_Stated exercise 1_. Transcribe the net neutrality article from "2:00 PM -- Is" to "21 FCC meeting.".

_Text shown_.
______________________________
A Season of Sanity, at Last?

2:00 PM -- Is Washington about to give broadband service providers an early Christmas gift, in the form of a more rational approach to net neutrality?

We should know more by Thursday of this week.

That's when Federal Communications Commission (FCC) chairman Julius Genachowski would have to circulate any new proposal on net neutrality among his fellow commissioners, if it is to be considered at the Dec. 21 FCC meeting.

That meeting has been pushed back a week, prompting investment firm Stifel, Nicolaus & Co. Inc. to speculate that Genachowski may be producing a new net neutrality proposal that wouldn't pull broadband services back into the more heavily regulated realm of the Communications Act's Title II rules.

Cable and telecom service providers have been shuddering at the thought of seeing broadband subject to the same kinds of regulations once developed for monopoly voice, despite FCC claims that the full power of Title II would not be brought to bear. (See Cable Tees Off on FCC's 'Third Way' Proposal.)
______________________________
_The input_.

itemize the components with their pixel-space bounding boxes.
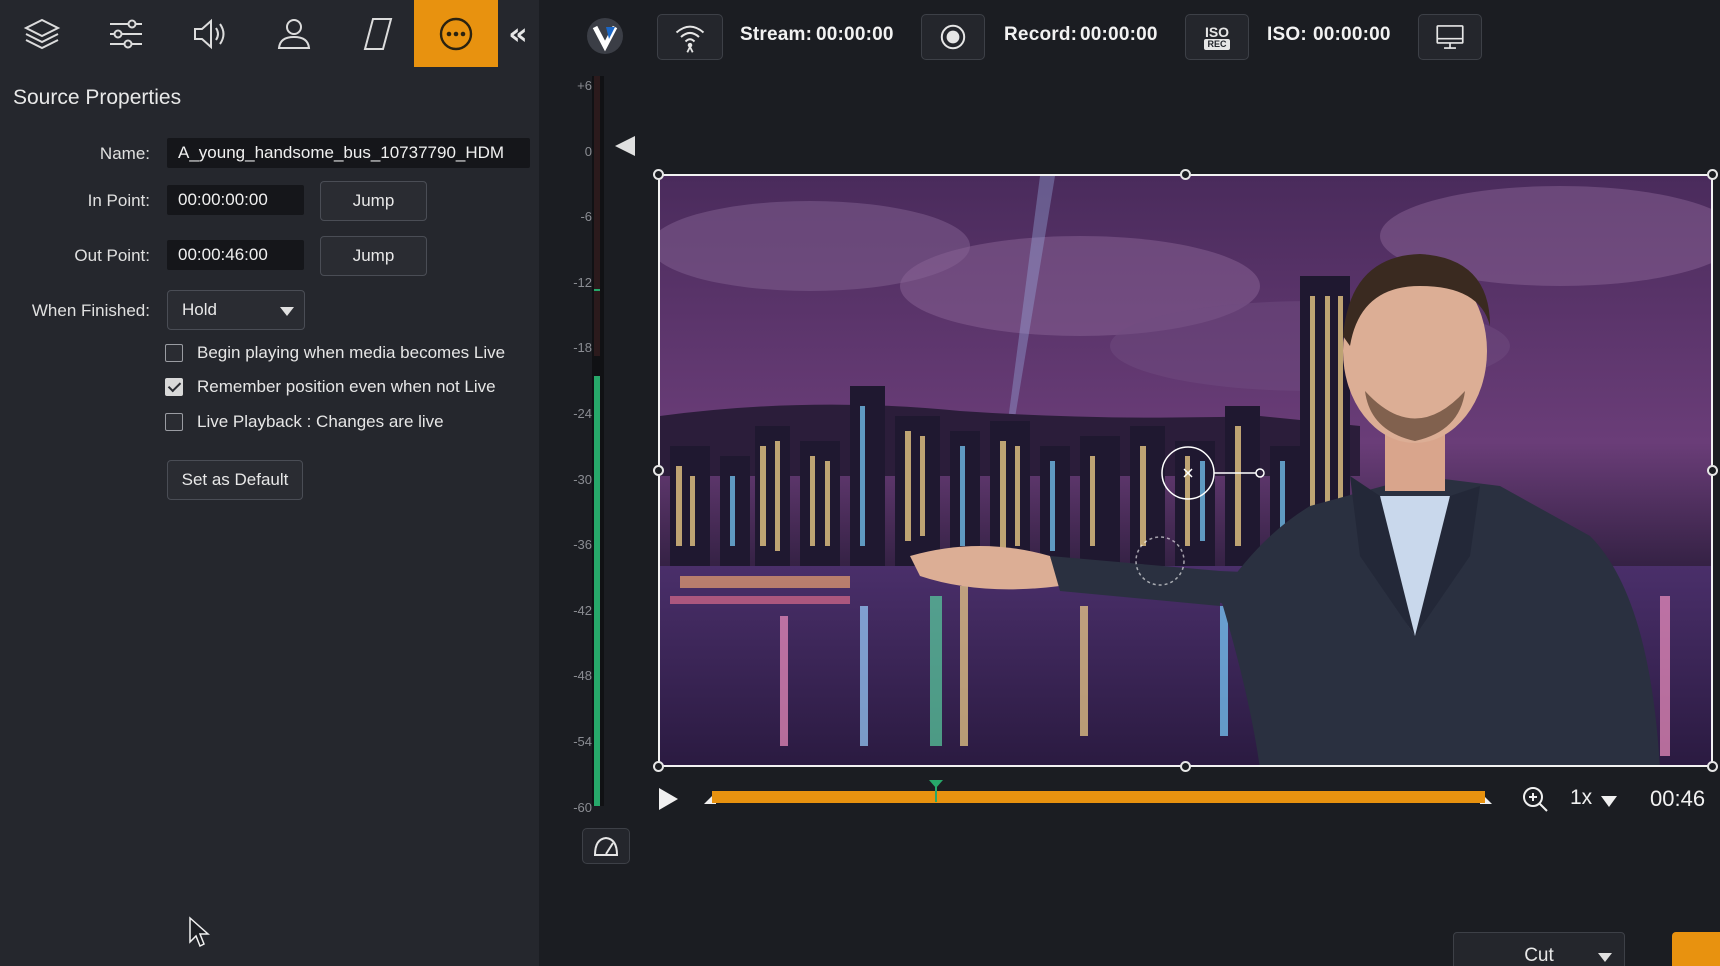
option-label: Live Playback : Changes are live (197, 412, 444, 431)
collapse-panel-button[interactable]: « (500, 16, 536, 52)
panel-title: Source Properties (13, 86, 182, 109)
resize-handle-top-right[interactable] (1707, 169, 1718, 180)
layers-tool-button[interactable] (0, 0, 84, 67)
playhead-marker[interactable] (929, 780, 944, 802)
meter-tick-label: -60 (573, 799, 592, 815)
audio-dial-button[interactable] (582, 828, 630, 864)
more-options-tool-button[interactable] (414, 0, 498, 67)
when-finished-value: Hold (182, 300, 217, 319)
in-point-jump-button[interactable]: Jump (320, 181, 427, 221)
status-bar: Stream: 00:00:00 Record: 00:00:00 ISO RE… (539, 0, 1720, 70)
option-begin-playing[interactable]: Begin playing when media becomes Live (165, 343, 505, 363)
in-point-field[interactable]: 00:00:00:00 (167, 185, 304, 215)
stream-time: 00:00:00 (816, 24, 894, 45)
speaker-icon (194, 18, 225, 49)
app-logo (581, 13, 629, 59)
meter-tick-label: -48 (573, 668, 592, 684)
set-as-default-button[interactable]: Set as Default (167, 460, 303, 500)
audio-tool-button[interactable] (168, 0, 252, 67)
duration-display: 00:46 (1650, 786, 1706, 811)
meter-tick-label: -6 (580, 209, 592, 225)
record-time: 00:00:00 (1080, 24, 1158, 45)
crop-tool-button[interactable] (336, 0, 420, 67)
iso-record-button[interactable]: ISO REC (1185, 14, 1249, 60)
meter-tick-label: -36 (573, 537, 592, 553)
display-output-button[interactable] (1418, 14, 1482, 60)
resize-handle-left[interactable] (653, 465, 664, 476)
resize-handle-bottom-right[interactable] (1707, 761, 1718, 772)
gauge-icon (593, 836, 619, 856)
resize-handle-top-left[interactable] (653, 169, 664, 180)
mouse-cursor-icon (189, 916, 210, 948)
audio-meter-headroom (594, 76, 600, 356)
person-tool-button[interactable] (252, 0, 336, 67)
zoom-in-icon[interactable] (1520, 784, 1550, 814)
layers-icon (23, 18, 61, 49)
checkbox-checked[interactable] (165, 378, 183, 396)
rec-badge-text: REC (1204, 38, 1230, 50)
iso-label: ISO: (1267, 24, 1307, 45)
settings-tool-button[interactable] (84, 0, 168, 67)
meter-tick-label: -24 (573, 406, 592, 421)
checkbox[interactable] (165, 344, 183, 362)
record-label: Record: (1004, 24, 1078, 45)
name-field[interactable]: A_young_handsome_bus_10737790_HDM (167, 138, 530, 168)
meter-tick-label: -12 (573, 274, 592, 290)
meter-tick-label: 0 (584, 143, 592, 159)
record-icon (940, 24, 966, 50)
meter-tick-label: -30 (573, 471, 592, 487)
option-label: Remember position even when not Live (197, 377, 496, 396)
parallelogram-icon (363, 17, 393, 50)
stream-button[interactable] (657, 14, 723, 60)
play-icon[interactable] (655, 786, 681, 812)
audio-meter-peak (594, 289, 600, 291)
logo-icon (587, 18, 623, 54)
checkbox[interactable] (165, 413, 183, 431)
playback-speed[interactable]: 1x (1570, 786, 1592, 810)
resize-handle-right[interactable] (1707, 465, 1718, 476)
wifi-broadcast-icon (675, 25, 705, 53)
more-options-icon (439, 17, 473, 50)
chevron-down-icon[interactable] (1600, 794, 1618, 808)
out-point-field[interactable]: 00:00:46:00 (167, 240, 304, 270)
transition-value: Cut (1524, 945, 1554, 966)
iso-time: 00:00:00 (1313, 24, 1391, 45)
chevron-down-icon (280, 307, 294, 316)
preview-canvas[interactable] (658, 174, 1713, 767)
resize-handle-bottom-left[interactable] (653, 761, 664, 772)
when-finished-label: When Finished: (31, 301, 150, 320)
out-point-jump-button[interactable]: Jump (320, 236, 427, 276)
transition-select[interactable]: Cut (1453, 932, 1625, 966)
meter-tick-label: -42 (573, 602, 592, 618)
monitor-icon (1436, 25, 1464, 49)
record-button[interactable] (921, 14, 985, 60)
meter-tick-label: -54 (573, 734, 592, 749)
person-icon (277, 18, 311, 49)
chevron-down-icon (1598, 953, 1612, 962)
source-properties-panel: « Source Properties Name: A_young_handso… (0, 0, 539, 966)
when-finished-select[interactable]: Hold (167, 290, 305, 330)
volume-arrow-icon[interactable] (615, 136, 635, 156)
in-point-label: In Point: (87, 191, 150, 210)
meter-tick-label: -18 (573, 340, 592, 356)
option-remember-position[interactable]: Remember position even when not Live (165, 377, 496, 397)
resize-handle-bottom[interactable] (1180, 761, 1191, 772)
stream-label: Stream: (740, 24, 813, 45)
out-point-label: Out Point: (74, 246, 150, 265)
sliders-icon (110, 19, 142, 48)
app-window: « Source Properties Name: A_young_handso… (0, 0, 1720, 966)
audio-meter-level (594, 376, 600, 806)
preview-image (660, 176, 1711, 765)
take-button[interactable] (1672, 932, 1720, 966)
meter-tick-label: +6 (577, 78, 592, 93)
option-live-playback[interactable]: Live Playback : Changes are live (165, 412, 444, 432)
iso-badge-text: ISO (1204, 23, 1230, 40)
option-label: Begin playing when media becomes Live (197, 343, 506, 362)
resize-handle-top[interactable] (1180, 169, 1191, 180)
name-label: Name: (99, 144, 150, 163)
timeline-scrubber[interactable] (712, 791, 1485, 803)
______________________________
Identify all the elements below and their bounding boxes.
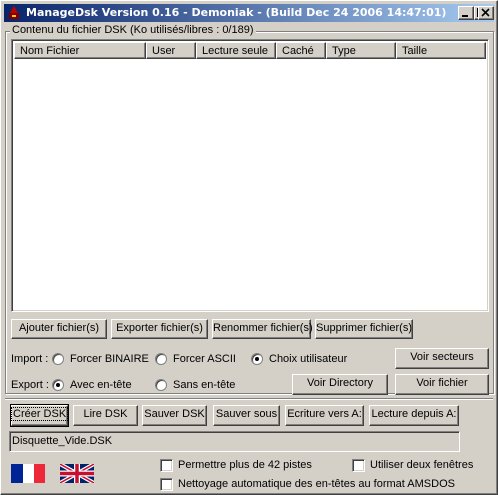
______________________________
_Stated exercise 2_. Restate word for word the rows from the line with "itemize the components" to the line with "meter-tick-label: -60 (573, 799, 592, 815)", and leave the pictures out.

_Task response 1_.
2:00 PM -- Is Washington about to give broadband service providers an early Christmas gift, in the form of a more rational approach to net neutrality?

We should know more by Thursday of this week.

That's when Federal Communications Commission (FCC) chairman Julius Genachowski would have to circulate any new proposal on net neutrality among his fellow commissioners, if it is to be considered at the Dec. 21 FCC meeting.

_Task response 2_.
itemize the components with their pixel-space bounding boxes.
option-label: Live Playback : Changes are live (197, 412, 444, 431)
collapse-panel-button[interactable]: « (500, 16, 536, 52)
panel-title: Source Properties (13, 86, 182, 109)
resize-handle-top-right[interactable] (1707, 169, 1718, 180)
layers-tool-button[interactable] (0, 0, 84, 67)
playhead-marker[interactable] (929, 780, 944, 802)
meter-tick-label: -60 (573, 799, 592, 815)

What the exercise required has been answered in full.